Le buone notizie finiscono qui. Siccome anche con l’Ebola andò così, non ci vorrebbe molto a decidere che se si vuole finanziare la ricerca in questo campo si mette la gran parte dei fondi sull’Istituto romano perché funziona. State tranquilli che non è andata e non andrà così perché le erogazioni pubbliche conoscono solo l’indirizzo di cliniche universitarie pubblico-private, scuole di specialità, facoltà universitarie, tutte rigorosamente collocate nelle aree ricche del Paese. Proviamo ovviamente ribrezzo a dovere constatare che chi dedica una vita alla ricerca, a Roma e da Roma in giù, con risultati semplicemente straordinari, può arrivare a cinquant’anni e avere un contratto co.co.co da 1500 euro al mese e un gettone per ogni ora di lavoro domenicale da fare impallidire. Tra livelli essenziali di assistenza (Lea) fatti su misura di chi ha un reddito più elevato, criteri di finanziamenti delle università pubbliche e private costruiti ad arte perché gli atenei del Nord incassino più del doppio di quelli del Sud, succede questo e altro.

Per cui se l’Università della Calabria, che resta l’unica a vantare un primato mondiale nella logica deduttiva dell’intelligenza artificiale, riceve con buona pace di tutti 101 milioni di finanziamenti pubblici per la ricerca è certamente “equo” che l’università di Bologna ne incassi 412 e quella di Padova 318. Ovviamente sulla Calabria pesa anche il numero più elevato di studenti che, a causa del reddito, sono parzialmente esentati dal pagamento delle tasse universitarie e si deve, quindi, anche fare carico di una misura sociale (giusta) che è apparentemente nazionale ma di fatto diretta a colpire prevalentemente le università collocate in territori a basso reddito.

Mi viene da ridere quando penso ai chirurghi veneti mandati a insegnare le buone pratiche negli ospedali calabresi e che l’unica cosa che sono riusciti a fare è dire che loro, in quelle condizioni di ristrettezza assoluta di risorse e di personale, non avrebbero nemmeno operato. Siamo alla farsa! Valorizzare alcune parti delle università del Sud, le sue eccellenze che sopravvivono a dispetto di tutto e tutti, distinguere sempre all’interno di corpi grandi tra cose che funzionano, cose che non funzionano e cose che fanno pena indipendentemente da dove si trovino e dai santi in Paradiso, è oggi un’emergenza nazionale. Bisogna creare una autorità centrale stabile che scelga i migliori progetti e distribuisca le risorse settore per settore, come avviene in tutti i Paesi avanzati dove vincono i più bravi non i più raccomandati.

→ Dati per il rilevamento del layout dei documenti:
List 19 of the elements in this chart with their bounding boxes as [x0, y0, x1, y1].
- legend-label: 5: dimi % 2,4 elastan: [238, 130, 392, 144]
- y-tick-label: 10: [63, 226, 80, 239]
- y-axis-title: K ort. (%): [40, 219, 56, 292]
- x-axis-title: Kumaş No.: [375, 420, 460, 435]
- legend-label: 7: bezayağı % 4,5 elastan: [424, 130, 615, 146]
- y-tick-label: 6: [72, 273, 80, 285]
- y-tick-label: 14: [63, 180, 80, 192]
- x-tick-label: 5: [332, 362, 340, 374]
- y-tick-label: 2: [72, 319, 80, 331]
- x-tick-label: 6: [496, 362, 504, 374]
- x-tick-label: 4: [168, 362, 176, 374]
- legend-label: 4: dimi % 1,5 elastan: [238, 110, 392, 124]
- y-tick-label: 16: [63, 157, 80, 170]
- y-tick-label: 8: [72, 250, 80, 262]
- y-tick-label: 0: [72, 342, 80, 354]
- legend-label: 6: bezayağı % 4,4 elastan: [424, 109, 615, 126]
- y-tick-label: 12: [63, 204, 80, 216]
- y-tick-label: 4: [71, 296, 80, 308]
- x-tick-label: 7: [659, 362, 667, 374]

→ Dettagli compito:
Restituisci, copiato alla lettera, il tratto del testo fornito che va da "Mi viene da" fino a "i più raccomandati.".

→ Risposta esercizio:
Mi viene da ridere quando penso ai chirurghi veneti mandati a insegnare le buone pratiche negli ospedali calabresi e che l’unica cosa che sono riusciti a fare è dire che loro, in quelle condizioni di ristrettezza assoluta di risorse e di personale, non avrebbero nemmeno operato. Siamo alla farsa! Valorizzare alcune parti delle università del Sud, le sue eccellenze che sopravvivono a dispetto di tutto e tutti, distinguere sempre all’interno di corpi grandi tra cose che funzionano, cose che non funzionano e cose che fanno pena indipendentemente da dove si trovino e dai santi in Paradiso, è oggi un’emergenza nazionale. Bisogna creare una autorità centrale stabile che scelga i migliori progetti e distribuisca le risorse settore per settore, come avviene in tutti i Paesi avanzati dove vincono i più bravi non i più raccomandati.